» **Exercise**:
Please reproduce every record, keeping each one exactly as written.

» **Data records**:

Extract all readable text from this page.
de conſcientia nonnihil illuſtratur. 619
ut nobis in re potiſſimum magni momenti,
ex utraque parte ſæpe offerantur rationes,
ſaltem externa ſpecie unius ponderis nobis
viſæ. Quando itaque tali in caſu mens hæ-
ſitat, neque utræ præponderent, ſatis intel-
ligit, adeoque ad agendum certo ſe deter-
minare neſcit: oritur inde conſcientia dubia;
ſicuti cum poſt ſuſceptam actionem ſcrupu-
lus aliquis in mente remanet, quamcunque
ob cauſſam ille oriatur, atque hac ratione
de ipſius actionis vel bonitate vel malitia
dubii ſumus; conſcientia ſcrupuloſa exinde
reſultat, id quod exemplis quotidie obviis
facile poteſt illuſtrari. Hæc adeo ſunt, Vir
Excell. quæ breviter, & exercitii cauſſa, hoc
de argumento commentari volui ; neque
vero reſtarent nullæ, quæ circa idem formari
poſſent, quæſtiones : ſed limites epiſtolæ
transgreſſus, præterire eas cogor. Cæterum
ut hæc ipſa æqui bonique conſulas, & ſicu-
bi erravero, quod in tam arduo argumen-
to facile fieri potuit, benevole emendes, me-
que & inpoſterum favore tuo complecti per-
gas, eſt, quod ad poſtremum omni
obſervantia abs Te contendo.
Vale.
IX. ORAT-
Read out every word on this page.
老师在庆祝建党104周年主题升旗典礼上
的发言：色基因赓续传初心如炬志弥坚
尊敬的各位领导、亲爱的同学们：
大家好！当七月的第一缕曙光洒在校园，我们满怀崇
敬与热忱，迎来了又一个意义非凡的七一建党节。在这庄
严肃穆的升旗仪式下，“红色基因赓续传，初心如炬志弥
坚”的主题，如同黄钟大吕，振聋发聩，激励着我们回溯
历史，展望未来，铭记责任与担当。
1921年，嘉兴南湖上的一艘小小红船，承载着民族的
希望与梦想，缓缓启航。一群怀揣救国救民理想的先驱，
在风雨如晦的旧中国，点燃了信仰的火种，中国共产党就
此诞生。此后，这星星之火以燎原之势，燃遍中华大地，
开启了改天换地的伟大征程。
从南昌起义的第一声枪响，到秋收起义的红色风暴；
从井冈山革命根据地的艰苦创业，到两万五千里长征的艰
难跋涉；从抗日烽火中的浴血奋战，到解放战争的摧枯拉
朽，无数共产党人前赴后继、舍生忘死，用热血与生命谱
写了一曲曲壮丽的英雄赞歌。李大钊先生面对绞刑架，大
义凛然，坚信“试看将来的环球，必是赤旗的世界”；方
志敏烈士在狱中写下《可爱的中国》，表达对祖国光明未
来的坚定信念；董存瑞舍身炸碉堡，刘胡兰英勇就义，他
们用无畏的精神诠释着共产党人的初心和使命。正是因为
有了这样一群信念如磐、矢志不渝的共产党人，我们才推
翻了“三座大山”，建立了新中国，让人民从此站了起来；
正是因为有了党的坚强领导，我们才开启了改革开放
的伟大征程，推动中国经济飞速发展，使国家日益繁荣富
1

» **Task output**:
Extract all readable text from this page.
de conſcientia nonnihil illuſtratur. 619
ut nobis in re potiſſimum magni momenti,
ex utraque parte ſæpe offerantur rationes,
ſaltem externa ſpecie unius ponderis nobis
viſæ. Quando itaque tali in caſu mens hæ-
ſitat, neque utræ præponderent, ſatis intel-
ligit, adeoque ad agendum certo ſe deter-
minare neſcit: oritur inde conſcientia dubia;
ſicuti cum poſt ſuſceptam actionem ſcrupu-
lus aliquis in mente remanet, quamcunque
ob cauſſam ille oriatur, atque hac ratione
de ipſius actionis vel bonitate vel malitia
dubii ſumus; conſcientia ſcrupuloſa exinde
reſultat, id quod exemplis quotidie obviis
facile poteſt illuſtrari. Hæc adeo ſunt, Vir
Excell. quæ breviter, & exercitii cauſſa, hoc
de argumento commentari volui ; neque
vero reſtarent nullæ, quæ circa idem formari
poſſent, quæſtiones : ſed limites epiſtolæ
transgreſſus, præterire eas cogor. Cæterum
ut hæc ipſa æqui bonique conſulas, & ſicu-
bi erravero, quod in tam arduo argumen-
to facile fieri potuit, benevole emendes, me-
que & inpoſterum favore tuo complecti per-
gas, eſt, quod ad poſtremum omni
obſervantia abs Te contendo.
Vale.
IX. ORAT-
Read out every word on this page.
老师在庆祝建党104周年主题升旗典礼上
的发言：色基因赓续传初心如炬志弥坚
尊敬的各位领导、亲爱的同学们：
大家好！当七月的第一缕曙光洒在校园，我们满怀崇
敬与热忱，迎来了又一个意义非凡的七一建党节。在这庄
严肃穆的升旗仪式下，“红色基因赓续传，初心如炬志弥
坚”的主题，如同黄钟大吕，振聋发聩，激励着我们回溯
历史，展望未来，铭记责任与担当。
1921年，嘉兴南湖上的一艘小小红船，承载着民族的
希望与梦想，缓缓启航。一群怀揣救国救民理想的先驱，
在风雨如晦的旧中国，点燃了信仰的火种，中国共产党就
此诞生。此后，这星星之火以燎原之势，燃遍中华大地，
开启了改天换地的伟大征程。
从南昌起义的第一声枪响，到秋收起义的红色风暴；
从井冈山革命根据地的艰苦创业，到两万五千里长征的艰
难跋涉；从抗日烽火中的浴血奋战，到解放战争的摧枯拉
朽，无数共产党人前赴后继、舍生忘死，用热血与生命谱
写了一曲曲壮丽的英雄赞歌。李大钊先生面对绞刑架，大
义凛然，坚信“试看将来的环球，必是赤旗的世界”；方
志敏烈士在狱中写下《可爱的中国》，表达对祖国光明未
来的坚定信念；董存瑞舍身炸碉堡，刘胡兰英勇就义，他
们用无畏的精神诠释着共产党人的初心和使命。正是因为
有了这样一群信念如磐、矢志不渝的共产党人，我们才推
翻了“三座大山”，建立了新中国，让人民从此站了起来；
正是因为有了党的坚强领导，我们才开启了改革开放
的伟大征程，推动中国经济飞速发展，使国家日益繁荣富
1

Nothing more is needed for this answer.